* start MATERIAL *

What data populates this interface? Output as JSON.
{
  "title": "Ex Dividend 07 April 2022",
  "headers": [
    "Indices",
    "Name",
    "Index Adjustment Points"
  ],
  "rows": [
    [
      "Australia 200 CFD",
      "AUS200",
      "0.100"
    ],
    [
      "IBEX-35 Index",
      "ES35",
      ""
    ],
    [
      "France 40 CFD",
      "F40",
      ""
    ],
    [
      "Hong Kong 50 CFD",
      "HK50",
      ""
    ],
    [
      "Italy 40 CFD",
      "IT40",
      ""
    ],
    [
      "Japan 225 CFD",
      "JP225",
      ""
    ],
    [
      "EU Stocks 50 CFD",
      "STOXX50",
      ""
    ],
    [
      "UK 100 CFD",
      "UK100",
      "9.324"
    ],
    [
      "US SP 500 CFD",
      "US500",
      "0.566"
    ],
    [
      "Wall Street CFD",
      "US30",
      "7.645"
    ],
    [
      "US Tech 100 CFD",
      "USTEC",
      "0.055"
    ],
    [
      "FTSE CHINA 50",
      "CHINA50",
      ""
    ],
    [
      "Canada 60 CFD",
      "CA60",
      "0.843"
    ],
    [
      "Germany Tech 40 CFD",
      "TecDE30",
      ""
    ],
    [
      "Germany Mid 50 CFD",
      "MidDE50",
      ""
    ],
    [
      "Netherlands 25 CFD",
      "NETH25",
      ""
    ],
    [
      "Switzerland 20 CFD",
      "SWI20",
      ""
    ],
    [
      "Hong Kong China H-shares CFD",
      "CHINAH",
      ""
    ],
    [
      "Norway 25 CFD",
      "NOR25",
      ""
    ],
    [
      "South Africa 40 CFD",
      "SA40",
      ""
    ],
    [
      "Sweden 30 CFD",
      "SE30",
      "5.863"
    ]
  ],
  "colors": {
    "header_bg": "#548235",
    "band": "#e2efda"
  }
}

* end MATERIAL *

▶ INSTRUCTIONS FOR THE TASK:
Repeat the material above in full, quoting it exactly.

▶ ANSWER FOR THE TASK:
What data populates this interface? Output as JSON.
{
  "title": "Ex Dividend 07 April 2022",
  "headers": [
    "Indices",
    "Name",
    "Index Adjustment Points"
  ],
  "rows": [
    [
      "Australia 200 CFD",
      "AUS200",
      "0.100"
    ],
    [
      "IBEX-35 Index",
      "ES35",
      ""
    ],
    [
      "France 40 CFD",
      "F40",
      ""
    ],
    [
      "Hong Kong 50 CFD",
      "HK50",
      ""
    ],
    [
      "Italy 40 CFD",
      "IT40",
      ""
    ],
    [
      "Japan 225 CFD",
      "JP225",
      ""
    ],
    [
      "EU Stocks 50 CFD",
      "STOXX50",
      ""
    ],
    [
      "UK 100 CFD",
      "UK100",
      "9.324"
    ],
    [
      "US SP 500 CFD",
      "US500",
      "0.566"
    ],
    [
      "Wall Street CFD",
      "US30",
      "7.645"
    ],
    [
      "US Tech 100 CFD",
      "USTEC",
      "0.055"
    ],
    [
      "FTSE CHINA 50",
      "CHINA50",
      ""
    ],
    [
      "Canada 60 CFD",
      "CA60",
      "0.843"
    ],
    [
      "Germany Tech 40 CFD",
      "TecDE30",
      ""
    ],
    [
      "Germany Mid 50 CFD",
      "MidDE50",
      ""
    ],
    [
      "Netherlands 25 CFD",
      "NETH25",
      ""
    ],
    [
      "Switzerland 20 CFD",
      "SWI20",
      ""
    ],
    [
      "Hong Kong China H-shares CFD",
      "CHINAH",
      ""
    ],
    [
      "Norway 25 CFD",
      "NOR25",
      ""
    ],
    [
      "South Africa 40 CFD",
      "SA40",
      ""
    ],
    [
      "Sweden 30 CFD",
      "SE30",
      "5.863"
    ]
  ],
  "colors": {
    "header_bg": "#548235",
    "band": "#e2efda"
  }
}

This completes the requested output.